Dataset listings of figures
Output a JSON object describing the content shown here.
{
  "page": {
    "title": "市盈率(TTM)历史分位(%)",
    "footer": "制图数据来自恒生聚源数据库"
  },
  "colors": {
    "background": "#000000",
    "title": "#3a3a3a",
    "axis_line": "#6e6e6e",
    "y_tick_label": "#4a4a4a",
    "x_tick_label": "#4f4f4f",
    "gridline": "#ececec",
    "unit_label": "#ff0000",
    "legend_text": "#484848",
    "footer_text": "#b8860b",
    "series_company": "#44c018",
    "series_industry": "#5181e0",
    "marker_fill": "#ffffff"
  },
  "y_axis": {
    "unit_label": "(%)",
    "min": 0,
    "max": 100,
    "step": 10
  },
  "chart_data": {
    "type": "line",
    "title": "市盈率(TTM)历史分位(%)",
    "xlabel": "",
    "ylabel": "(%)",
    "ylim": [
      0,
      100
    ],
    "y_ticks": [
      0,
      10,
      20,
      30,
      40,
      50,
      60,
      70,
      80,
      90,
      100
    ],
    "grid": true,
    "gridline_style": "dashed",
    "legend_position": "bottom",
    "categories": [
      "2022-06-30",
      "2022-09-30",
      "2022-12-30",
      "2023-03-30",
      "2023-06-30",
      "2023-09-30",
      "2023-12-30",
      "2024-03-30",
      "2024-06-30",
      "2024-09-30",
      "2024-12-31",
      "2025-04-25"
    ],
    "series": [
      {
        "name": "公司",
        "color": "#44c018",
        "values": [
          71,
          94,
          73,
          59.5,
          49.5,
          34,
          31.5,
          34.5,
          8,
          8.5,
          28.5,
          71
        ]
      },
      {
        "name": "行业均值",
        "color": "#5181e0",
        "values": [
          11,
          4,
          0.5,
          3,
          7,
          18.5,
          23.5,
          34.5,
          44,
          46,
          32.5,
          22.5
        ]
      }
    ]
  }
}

▶ **Directions for this task**: Print every line of the records exactly. Omit nothing.

▶ **Full answer**:
Output a JSON object describing the content shown here.
{
  "page": {
    "title": "市盈率(TTM)历史分位(%)",
    "footer": "制图数据来自恒生聚源数据库"
  },
  "colors": {
    "background": "#000000",
    "title": "#3a3a3a",
    "axis_line": "#6e6e6e",
    "y_tick_label": "#4a4a4a",
    "x_tick_label": "#4f4f4f",
    "gridline": "#ececec",
    "unit_label": "#ff0000",
    "legend_text": "#484848",
    "footer_text": "#b8860b",
    "series_company": "#44c018",
    "series_industry": "#5181e0",
    "marker_fill": "#ffffff"
  },
  "y_axis": {
    "unit_label": "(%)",
    "min": 0,
    "max": 100,
    "step": 10
  },
  "chart_data": {
    "type": "line",
    "title": "市盈率(TTM)历史分位(%)",
    "xlabel": "",
    "ylabel": "(%)",
    "ylim": [
      0,
      100
    ],
    "y_ticks": [
      0,
      10,
      20,
      30,
      40,
      50,
      60,
      70,
      80,
      90,
      100
    ],
    "grid": true,
    "gridline_style": "dashed",
    "legend_position": "bottom",
    "categories": [
      "2022-06-30",
      "2022-09-30",
      "2022-12-30",
      "2023-03-30",
      "2023-06-30",
      "2023-09-30",
      "2023-12-30",
      "2024-03-30",
      "2024-06-30",
      "2024-09-30",
      "2024-12-31",
      "2025-04-25"
    ],
    "series": [
      {
        "name": "公司",
        "color": "#44c018",
        "values": [
          71,
          94,
          73,
          59.5,
          49.5,
          34,
          31.5,
          34.5,
          8,
          8.5,
          28.5,
          71
        ]
      },
      {
        "name": "行业均值",
        "color": "#5181e0",
        "values": [
          11,
          4,
          0.5,
          3,
          7,
          18.5,
          23.5,
          34.5,
          44,
          46,
          32.5,
          22.5
        ]
      }
    ]
  }
}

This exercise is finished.